Report how many lines contain "внимание", with no other words.

##############################

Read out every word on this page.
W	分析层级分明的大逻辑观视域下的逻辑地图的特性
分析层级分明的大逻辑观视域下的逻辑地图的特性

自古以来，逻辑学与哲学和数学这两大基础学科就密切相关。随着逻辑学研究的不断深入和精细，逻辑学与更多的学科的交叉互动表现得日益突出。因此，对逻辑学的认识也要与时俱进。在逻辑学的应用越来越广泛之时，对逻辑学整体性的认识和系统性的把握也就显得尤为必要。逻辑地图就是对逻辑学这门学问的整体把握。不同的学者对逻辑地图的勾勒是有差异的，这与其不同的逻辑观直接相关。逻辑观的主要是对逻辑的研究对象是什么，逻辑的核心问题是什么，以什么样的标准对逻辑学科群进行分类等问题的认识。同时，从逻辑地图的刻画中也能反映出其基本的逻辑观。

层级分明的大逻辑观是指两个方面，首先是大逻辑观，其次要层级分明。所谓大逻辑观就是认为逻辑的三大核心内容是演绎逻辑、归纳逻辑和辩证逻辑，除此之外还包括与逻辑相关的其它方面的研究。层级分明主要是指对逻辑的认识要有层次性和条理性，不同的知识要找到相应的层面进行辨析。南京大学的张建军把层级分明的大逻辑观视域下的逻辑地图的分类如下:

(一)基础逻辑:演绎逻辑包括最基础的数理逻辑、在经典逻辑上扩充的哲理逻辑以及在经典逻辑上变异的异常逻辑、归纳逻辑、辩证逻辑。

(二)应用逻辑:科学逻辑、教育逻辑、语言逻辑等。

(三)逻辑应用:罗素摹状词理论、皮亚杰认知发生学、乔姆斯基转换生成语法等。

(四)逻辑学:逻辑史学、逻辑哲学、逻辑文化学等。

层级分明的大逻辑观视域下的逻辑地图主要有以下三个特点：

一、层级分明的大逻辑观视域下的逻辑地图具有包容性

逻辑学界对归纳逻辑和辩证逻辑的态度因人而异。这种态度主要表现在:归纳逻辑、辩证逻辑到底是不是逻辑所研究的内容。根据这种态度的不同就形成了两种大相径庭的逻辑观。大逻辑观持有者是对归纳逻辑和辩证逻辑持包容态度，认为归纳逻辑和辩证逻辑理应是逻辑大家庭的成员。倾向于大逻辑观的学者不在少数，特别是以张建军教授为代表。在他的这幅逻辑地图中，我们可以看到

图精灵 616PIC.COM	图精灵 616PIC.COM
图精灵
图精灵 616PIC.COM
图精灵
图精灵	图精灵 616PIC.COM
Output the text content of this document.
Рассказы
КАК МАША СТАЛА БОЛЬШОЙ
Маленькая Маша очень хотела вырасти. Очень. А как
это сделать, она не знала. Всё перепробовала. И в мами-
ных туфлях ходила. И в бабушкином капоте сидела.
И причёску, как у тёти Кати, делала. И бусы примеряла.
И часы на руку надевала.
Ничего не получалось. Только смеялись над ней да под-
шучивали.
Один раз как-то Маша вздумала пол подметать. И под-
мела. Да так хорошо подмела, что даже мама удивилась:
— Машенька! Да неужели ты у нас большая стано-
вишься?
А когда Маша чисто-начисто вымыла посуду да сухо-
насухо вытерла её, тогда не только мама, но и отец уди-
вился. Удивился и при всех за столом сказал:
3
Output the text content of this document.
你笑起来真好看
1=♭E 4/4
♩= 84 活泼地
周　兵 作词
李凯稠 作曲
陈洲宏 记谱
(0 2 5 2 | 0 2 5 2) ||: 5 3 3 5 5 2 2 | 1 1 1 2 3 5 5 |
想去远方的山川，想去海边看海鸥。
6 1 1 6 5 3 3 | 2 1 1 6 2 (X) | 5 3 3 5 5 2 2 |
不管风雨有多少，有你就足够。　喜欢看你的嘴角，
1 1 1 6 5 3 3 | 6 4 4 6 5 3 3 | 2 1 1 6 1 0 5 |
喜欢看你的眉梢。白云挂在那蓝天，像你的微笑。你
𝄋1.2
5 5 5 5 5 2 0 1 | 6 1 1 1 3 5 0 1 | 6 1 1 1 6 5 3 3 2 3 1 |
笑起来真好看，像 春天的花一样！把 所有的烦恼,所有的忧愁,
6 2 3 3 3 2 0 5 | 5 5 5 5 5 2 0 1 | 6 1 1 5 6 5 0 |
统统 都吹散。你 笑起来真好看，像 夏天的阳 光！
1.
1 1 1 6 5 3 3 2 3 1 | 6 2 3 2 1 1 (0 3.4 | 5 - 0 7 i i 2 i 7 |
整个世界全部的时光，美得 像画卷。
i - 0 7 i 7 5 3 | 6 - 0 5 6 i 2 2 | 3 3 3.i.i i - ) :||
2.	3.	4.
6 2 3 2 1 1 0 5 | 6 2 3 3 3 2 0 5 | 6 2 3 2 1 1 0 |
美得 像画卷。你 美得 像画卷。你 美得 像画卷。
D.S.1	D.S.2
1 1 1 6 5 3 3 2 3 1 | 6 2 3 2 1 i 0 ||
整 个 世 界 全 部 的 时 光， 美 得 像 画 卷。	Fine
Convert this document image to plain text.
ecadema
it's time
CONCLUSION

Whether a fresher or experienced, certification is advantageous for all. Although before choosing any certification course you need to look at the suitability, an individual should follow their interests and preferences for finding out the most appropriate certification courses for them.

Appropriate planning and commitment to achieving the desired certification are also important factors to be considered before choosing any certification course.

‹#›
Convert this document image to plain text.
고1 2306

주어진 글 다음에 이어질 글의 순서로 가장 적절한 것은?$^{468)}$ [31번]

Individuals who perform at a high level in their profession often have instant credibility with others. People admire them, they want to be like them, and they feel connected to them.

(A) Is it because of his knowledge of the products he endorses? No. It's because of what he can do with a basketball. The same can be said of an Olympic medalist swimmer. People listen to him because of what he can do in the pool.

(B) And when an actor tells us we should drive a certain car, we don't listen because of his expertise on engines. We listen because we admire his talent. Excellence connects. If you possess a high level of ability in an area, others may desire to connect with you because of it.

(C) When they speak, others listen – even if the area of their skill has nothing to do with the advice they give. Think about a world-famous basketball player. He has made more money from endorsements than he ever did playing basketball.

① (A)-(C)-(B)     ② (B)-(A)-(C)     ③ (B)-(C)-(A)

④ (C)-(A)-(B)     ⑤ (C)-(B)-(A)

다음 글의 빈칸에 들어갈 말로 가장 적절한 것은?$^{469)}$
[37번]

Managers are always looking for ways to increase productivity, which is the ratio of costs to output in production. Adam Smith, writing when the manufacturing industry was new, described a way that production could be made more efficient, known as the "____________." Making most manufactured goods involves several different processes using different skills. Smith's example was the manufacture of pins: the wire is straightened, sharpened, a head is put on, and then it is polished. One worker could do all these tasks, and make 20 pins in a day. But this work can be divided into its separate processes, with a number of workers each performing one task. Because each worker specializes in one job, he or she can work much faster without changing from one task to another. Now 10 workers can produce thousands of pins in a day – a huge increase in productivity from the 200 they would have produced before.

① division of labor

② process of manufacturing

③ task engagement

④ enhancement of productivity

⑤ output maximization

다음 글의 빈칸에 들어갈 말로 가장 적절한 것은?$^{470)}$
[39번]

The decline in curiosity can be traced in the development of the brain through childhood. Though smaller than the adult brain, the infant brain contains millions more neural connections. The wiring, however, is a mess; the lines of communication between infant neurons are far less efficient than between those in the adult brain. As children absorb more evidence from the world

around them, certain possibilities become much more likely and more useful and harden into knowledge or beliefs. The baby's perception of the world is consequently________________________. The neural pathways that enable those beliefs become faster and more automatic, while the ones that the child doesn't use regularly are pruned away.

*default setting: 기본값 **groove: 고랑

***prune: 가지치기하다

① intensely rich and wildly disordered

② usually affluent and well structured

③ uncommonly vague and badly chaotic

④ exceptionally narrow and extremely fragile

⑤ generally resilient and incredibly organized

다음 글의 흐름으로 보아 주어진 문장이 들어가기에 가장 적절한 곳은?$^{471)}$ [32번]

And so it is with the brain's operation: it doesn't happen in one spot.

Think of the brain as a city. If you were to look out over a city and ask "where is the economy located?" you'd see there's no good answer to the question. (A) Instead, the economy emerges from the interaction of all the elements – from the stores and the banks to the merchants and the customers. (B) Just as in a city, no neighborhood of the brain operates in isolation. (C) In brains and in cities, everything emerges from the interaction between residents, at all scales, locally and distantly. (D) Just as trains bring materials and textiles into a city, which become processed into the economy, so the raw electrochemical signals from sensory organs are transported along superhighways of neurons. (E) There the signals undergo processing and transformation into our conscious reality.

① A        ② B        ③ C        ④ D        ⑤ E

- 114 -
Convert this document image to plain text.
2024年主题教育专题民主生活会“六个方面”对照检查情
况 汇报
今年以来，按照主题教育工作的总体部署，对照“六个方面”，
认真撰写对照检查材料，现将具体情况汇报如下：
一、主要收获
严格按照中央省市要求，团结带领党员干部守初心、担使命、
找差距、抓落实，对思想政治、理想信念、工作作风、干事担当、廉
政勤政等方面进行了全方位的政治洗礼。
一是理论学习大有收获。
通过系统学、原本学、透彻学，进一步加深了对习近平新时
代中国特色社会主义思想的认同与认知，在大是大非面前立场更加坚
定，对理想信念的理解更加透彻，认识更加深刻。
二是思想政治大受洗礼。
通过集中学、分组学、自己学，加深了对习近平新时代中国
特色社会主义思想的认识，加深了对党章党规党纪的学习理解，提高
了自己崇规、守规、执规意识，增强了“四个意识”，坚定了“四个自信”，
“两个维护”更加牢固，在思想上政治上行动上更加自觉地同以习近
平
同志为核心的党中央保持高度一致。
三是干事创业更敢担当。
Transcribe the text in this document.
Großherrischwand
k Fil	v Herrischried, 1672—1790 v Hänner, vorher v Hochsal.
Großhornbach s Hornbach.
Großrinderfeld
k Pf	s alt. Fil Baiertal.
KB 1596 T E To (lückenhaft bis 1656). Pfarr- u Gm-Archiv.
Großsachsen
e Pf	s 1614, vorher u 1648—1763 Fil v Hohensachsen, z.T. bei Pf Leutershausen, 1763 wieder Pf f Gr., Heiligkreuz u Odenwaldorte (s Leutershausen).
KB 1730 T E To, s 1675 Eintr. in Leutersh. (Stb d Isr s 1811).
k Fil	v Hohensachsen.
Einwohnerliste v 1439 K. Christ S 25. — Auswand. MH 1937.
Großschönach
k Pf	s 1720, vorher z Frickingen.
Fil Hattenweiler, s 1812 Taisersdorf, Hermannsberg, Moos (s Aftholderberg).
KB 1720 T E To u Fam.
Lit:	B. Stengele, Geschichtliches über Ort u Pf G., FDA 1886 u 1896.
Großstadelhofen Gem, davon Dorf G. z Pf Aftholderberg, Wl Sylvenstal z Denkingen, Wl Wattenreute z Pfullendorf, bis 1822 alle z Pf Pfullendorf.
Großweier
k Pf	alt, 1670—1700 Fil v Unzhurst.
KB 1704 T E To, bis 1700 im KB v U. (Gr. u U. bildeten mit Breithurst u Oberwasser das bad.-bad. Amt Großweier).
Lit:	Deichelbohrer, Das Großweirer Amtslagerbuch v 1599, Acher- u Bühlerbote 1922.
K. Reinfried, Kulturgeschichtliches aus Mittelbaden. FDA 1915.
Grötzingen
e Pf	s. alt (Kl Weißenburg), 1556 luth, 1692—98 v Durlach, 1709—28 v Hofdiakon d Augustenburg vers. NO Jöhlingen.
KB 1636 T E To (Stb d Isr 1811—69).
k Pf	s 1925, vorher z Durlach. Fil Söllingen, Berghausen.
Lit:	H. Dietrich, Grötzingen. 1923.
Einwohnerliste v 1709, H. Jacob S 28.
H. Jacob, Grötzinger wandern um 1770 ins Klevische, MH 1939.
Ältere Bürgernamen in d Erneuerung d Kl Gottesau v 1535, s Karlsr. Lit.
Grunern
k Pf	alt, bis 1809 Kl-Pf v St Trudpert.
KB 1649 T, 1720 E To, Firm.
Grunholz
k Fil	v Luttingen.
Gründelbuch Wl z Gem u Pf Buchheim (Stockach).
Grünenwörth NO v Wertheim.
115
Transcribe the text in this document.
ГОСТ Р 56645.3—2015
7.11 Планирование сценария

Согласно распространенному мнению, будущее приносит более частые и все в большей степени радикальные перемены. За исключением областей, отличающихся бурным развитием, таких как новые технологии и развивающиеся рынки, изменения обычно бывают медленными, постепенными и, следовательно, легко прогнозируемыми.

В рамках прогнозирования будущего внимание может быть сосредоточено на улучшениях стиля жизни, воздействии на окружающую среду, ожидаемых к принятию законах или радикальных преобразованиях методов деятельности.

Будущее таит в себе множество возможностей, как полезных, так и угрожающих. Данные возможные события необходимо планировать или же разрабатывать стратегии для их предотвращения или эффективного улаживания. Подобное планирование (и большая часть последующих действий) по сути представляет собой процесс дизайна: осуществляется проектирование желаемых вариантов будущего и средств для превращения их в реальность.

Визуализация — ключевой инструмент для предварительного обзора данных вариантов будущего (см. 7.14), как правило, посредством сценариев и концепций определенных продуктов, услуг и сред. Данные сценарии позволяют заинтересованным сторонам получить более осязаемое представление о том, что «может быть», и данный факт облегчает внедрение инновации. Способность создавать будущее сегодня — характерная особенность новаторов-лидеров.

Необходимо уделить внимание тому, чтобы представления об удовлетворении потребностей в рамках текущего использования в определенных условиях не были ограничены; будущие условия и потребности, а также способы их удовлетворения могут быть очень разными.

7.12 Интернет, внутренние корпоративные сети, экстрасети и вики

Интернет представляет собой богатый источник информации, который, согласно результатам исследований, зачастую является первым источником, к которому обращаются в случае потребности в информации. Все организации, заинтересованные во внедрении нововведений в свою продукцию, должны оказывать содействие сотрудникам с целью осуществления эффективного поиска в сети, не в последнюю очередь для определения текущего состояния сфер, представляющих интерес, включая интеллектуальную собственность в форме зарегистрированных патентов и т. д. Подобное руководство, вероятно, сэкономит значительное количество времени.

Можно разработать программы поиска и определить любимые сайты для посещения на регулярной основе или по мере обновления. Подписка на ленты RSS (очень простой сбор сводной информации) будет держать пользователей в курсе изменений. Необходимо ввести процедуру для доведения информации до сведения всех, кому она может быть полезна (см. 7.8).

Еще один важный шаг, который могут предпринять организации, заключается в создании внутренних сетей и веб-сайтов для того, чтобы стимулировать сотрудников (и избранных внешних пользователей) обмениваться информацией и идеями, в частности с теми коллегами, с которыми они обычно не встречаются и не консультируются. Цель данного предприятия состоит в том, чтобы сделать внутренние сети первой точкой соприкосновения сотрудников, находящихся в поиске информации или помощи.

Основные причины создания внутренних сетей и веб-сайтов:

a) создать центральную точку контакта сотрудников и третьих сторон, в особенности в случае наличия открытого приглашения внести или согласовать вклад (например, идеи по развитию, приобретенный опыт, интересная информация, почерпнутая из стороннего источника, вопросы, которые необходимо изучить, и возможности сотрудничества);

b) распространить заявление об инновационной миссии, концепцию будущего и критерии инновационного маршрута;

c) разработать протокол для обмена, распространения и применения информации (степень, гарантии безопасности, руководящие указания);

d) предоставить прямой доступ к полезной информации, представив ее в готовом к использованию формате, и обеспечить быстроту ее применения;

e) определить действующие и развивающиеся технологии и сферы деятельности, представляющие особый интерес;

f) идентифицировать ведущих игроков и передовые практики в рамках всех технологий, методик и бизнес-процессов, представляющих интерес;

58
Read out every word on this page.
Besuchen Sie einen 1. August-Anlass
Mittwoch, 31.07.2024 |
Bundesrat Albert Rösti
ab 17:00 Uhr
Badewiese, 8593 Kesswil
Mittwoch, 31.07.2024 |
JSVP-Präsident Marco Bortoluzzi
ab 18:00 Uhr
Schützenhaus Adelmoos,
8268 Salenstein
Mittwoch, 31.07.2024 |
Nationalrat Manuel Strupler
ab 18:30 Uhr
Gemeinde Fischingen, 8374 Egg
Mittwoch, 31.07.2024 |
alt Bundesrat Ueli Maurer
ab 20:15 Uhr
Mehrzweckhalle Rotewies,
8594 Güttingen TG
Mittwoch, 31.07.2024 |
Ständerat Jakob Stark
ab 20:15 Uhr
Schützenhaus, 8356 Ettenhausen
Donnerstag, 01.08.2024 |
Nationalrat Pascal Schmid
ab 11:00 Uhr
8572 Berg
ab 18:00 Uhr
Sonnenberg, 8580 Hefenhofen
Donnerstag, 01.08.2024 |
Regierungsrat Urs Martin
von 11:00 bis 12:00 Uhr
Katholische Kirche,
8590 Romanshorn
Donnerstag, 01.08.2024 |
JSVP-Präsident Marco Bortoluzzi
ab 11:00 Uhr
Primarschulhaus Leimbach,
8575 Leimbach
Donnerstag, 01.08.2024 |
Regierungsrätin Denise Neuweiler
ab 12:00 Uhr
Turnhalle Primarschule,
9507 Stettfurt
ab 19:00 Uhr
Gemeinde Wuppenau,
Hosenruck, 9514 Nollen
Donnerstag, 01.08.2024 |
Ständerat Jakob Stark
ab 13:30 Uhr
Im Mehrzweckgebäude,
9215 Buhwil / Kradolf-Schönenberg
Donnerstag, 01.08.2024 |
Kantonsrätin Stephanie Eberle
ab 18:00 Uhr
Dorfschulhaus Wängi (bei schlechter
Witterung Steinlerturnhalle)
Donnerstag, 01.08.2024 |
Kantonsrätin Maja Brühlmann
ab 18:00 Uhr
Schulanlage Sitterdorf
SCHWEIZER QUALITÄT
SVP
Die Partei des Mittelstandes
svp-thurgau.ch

##############################

## Full answer
2